■ Figure data in JSON ■

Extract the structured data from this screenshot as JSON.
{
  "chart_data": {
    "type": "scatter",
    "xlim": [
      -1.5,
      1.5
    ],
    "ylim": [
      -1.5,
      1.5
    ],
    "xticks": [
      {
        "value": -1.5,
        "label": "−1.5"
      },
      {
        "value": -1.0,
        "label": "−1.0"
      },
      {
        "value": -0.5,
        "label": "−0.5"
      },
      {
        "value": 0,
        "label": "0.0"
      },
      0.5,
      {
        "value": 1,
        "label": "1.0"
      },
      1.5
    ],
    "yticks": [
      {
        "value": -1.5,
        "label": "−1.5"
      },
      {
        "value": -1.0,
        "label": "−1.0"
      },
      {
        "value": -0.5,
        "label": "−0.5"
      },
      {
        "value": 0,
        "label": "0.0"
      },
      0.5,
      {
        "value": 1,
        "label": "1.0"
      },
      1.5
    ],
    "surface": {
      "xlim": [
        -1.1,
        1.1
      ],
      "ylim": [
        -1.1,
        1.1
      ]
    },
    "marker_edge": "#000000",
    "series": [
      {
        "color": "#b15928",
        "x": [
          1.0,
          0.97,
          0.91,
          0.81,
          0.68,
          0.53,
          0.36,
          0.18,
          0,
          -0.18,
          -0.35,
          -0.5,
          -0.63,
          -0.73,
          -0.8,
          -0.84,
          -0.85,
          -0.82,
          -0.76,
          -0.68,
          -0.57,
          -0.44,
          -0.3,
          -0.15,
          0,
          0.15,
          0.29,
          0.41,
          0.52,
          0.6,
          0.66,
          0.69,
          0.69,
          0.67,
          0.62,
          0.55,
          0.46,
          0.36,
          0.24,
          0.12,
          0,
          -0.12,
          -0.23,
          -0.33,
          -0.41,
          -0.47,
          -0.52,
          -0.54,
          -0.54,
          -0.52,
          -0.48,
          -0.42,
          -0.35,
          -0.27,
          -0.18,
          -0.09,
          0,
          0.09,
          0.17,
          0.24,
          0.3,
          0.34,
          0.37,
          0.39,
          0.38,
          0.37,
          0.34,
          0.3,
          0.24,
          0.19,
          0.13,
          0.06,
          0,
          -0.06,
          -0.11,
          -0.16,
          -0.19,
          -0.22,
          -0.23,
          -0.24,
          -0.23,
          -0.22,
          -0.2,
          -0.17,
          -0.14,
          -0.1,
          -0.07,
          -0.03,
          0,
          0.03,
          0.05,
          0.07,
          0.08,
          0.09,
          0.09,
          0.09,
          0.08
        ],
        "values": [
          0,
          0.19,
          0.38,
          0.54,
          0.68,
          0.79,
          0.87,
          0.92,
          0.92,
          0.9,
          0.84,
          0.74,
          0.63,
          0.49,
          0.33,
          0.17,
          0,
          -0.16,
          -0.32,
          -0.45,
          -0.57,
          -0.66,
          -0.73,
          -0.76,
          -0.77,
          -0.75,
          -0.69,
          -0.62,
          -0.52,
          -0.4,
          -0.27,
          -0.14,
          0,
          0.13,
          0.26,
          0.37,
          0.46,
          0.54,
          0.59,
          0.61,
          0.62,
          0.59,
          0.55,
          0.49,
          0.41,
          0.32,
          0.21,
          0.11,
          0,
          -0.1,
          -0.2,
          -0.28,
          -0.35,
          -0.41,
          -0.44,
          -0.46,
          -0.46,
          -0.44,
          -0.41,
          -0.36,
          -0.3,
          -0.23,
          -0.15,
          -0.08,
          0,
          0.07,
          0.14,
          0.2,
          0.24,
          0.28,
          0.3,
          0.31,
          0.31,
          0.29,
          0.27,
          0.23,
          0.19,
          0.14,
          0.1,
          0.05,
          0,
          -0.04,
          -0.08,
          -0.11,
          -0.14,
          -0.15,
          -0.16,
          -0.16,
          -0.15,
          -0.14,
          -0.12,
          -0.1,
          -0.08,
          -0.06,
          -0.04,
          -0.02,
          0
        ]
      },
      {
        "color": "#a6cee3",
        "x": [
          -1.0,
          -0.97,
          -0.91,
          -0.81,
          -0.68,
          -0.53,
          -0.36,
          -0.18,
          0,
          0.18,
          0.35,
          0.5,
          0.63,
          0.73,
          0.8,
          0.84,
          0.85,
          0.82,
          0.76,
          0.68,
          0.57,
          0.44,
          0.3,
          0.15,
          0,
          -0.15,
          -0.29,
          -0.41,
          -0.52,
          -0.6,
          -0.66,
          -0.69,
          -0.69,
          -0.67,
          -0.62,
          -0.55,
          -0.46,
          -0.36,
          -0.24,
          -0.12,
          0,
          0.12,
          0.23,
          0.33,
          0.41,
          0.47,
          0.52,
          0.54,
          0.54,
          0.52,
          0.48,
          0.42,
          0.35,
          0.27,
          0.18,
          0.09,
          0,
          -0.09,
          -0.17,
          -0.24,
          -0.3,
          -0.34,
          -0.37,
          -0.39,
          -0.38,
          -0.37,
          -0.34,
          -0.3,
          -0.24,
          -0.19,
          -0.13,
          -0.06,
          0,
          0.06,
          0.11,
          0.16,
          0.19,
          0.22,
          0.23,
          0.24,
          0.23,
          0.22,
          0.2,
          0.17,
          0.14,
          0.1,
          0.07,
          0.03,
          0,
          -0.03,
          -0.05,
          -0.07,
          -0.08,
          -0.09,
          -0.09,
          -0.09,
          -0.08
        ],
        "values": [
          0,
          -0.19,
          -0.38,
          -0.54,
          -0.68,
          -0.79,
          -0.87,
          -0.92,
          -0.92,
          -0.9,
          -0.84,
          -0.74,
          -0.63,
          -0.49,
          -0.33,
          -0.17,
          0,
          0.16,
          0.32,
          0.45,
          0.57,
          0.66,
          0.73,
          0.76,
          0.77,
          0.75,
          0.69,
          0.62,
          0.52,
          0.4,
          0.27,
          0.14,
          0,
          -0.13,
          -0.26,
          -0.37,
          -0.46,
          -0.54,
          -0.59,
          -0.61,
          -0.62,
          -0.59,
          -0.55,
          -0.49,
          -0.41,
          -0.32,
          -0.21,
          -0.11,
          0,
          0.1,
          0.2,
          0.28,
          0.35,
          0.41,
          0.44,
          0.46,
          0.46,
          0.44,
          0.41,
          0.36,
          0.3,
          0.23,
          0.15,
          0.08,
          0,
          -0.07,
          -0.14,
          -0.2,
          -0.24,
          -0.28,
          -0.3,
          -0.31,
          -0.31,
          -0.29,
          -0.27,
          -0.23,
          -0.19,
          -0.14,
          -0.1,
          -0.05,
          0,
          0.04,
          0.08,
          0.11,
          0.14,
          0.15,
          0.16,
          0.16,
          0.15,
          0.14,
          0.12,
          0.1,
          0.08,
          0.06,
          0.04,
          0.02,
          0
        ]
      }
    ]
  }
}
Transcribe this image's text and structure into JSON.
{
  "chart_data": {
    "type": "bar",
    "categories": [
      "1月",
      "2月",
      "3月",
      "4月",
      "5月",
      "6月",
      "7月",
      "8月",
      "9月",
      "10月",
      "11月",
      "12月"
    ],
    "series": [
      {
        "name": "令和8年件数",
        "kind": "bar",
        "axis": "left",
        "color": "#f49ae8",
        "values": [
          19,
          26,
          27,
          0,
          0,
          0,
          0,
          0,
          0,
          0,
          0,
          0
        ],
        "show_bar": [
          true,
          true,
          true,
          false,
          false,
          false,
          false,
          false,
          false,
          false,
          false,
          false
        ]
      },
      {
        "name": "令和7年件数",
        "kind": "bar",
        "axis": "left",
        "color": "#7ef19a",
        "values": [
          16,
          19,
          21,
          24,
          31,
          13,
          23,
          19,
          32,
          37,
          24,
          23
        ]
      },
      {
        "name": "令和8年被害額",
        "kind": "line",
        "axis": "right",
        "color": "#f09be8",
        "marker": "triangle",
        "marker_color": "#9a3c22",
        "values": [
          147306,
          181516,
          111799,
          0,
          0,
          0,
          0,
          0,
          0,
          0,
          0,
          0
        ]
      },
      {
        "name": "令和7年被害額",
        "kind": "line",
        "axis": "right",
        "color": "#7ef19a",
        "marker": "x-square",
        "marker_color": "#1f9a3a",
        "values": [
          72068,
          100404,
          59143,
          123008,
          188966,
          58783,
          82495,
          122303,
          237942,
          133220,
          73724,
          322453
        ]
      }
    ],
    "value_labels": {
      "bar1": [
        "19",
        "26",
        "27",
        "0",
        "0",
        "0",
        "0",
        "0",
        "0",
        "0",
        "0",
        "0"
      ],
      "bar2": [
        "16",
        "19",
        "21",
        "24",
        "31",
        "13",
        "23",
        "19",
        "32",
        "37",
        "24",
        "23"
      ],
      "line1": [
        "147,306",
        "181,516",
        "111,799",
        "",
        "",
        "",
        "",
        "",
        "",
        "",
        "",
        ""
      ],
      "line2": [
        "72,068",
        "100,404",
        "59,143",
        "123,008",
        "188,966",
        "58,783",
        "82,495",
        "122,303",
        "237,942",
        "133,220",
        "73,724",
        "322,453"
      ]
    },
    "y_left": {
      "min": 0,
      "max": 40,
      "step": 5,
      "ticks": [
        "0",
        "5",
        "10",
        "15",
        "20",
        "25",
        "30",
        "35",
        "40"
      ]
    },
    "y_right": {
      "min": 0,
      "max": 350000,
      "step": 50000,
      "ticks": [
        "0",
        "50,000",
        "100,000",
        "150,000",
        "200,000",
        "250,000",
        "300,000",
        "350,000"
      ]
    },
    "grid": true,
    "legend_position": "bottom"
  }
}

■ WHAT IS ASKED ■
Point out every line holding the string "name" and copy it.

■ ANSWER TO THIS PROBLEM ■
        "name": "令和8年件数",
        "name": "令和7年件数",
        "name": "令和8年被害額",
        "name": "令和7年被害額",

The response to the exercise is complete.